Bajo esta perspectiva, puede decirse que el compromiso cristiano lleva consigo unas exigencias que no van dirigidas solamente a algunas personas especialmente dotadas. Se trata de la llamada universal a la santidad, centro del mensaje del Opus Dei, que ha sido solemnemente recogido en las enseñanzas del Concilio Vaticano II.

En efecto. Ésta es la idea central del mensaje de Monseñor Escrivá de Balaguer: que la santidad la plenitud de la vida cristiana es accesible para todo hombre, cualquiera que sea su estado y condición, y que la vida ordinaria, en todas sus situaciones, ofrece la ocasión para una entrega sin límites al amor de Dios, y para un ejercicio activo del apostolado en todos los ambientes.

Otra de las fundamentales enseñanzas del Fundador del Opus Dei es que el trabajo humano puede y debe ordenarse, en la conducta del cristiano, a realizar el plan de Dios. Su enseñanza nos ayuda a descubrir cómo cualquier labor, por humilde que sea, si se hace bien y por un motivo sobrenatural, se enaltece. Mons. Escrivá predicó incesantemente que el cristiano ha de ocuparse de su trabajo sabiendo que Dios lo contempla. Ha de ser la suya, por tanto, tarea santa y digna de Él: acabada hasta el detalle, realizada con competencia técnica y profesional, y llevada a cabo con rectitud moral, con hombría de bien, con nobleza, con lealtad, con justicia. Con estas condiciones, su trabajo profesional aparecerá como algo recto y santo, de paso que, también por este título de ofrecimiento al Creador, será oración.

■ PROBLEMAS POR RESOLVER ■
[A] ¿Qué señala el fragmento sobre el Opus Dei como centro de su mensaje?
[B] Indica si cada afirmación concuerda con el fragmento sobre el Opus Dei, y cita las palabras exactas que lo deciden. (i) La santidad es accesible solo para algunas personas especialmente dotadas. (ii) Cualquier labor, por humilde que sea, se enaltece si se hace bien y por un motivo sobrenatural. (iii) El trabajo del cristiano debe realizarse con competencia técnica y profesional.
[C] Escribe la continuación del fragmento sobre las enseñanzas del Fundador del Opus Dei a partir de su última oración.
Las filas proceden de una fuente distinta a la del fragmento.

■ DATOS PROPORCIONADOS ■
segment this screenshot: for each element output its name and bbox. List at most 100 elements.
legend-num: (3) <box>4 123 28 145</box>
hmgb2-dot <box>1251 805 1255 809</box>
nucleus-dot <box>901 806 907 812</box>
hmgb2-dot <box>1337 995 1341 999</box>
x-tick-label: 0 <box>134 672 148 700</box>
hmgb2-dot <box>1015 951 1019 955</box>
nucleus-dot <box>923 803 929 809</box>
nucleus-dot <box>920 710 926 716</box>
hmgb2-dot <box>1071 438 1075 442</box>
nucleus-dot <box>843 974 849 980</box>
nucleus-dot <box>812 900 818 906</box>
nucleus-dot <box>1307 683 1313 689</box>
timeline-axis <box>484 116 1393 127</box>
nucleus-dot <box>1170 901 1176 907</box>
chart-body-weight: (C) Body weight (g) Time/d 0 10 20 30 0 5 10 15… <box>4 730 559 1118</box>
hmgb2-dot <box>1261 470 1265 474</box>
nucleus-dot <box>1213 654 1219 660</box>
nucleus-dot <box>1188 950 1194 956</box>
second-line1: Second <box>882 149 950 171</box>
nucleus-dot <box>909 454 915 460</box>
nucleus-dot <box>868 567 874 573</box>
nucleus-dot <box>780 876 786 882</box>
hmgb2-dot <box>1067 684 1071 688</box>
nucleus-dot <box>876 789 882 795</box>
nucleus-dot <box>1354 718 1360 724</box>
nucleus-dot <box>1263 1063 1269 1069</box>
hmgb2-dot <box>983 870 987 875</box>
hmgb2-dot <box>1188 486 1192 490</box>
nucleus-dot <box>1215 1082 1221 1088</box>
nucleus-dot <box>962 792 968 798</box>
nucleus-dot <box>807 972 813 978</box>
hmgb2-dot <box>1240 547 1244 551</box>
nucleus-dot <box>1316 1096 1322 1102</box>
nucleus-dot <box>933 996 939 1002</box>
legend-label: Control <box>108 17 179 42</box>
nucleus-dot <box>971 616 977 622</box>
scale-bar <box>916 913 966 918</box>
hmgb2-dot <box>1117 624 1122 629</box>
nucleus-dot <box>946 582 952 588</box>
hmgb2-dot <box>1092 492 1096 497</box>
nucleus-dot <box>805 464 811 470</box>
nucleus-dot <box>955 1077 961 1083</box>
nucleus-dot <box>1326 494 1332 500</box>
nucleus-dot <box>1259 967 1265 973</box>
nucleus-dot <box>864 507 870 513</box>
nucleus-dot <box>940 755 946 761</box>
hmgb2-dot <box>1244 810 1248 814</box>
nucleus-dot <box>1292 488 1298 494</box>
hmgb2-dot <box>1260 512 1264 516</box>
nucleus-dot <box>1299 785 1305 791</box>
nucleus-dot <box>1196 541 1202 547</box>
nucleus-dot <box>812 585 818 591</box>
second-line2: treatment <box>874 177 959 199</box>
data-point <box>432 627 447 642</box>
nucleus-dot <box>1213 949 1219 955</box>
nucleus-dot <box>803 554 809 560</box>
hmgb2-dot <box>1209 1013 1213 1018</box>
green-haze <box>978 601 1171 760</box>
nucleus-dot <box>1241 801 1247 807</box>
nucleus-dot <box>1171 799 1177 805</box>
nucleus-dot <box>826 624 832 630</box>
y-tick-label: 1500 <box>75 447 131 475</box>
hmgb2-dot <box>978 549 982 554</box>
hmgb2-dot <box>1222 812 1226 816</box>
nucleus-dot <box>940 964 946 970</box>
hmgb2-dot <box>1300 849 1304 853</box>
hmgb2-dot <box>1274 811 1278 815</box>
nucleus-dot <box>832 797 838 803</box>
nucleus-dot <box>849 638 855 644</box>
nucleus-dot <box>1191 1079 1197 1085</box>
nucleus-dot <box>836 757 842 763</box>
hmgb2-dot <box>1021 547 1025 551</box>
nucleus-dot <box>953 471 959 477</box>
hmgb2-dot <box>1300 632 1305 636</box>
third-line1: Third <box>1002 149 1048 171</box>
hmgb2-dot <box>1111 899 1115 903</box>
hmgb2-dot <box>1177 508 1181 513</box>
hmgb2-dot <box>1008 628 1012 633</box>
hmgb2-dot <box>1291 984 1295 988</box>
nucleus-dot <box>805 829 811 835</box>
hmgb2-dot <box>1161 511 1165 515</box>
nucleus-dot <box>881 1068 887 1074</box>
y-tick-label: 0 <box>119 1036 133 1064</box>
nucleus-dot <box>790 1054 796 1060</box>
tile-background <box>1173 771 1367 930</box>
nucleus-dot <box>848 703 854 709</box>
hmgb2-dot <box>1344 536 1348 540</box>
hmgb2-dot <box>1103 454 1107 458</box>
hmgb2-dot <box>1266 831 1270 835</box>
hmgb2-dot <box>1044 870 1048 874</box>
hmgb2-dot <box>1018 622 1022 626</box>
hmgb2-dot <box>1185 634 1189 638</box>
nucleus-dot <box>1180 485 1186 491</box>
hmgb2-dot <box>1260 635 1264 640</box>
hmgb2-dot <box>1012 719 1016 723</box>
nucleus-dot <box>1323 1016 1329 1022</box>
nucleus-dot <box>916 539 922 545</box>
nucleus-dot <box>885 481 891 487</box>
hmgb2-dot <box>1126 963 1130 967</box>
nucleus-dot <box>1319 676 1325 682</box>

■ LAS RESPUESTAS ■
[A] La llamada universal a la santidad.

[B]
(i) No: «la santidad la plenitud de la vida cristiana es accesible para todo hombre, cualquiera que sea su estado y condición».
(ii) Sí: «cualquier labor, por humilde que sea, si se hace bien y por un motivo sobrenatural, se enaltece».
(iii) Sí: «realizada con competencia técnica y profesional».

[C]
Esta perspectiva ilumina con gran claridad el sentido de la vida humana, y proporciona importantes indicaciones acerca de la solución de los problemas de la sociedad. Sin embargo, algunos podrían considerarla como una exigencia demasiado fuerte. ¿Cabría pensar que el mensaje cristiano puede ser vivido en diferentes niveles de exigencia?

Cada cristiano ha de vivir su vocación de acuerdo con sus circunstancias particulares, pero esto no significa bajar el punto de mira. Una concepción reductiva y superficial del cristianismo es inconciliable, más aún, no tiene nada que ver, con el necesario y radical compromiso cristiano, propio de los hijos de Dios, para identificarse con Jesucristo. Un cristiano que se contentase con unir algunas prácticas de piedad a una vida que transcurre al margen de la Voluntad de Dios, no merecería llevar ese nombre. Cristo nos pide que seamos cristianos en cada momento, en cada ambiente.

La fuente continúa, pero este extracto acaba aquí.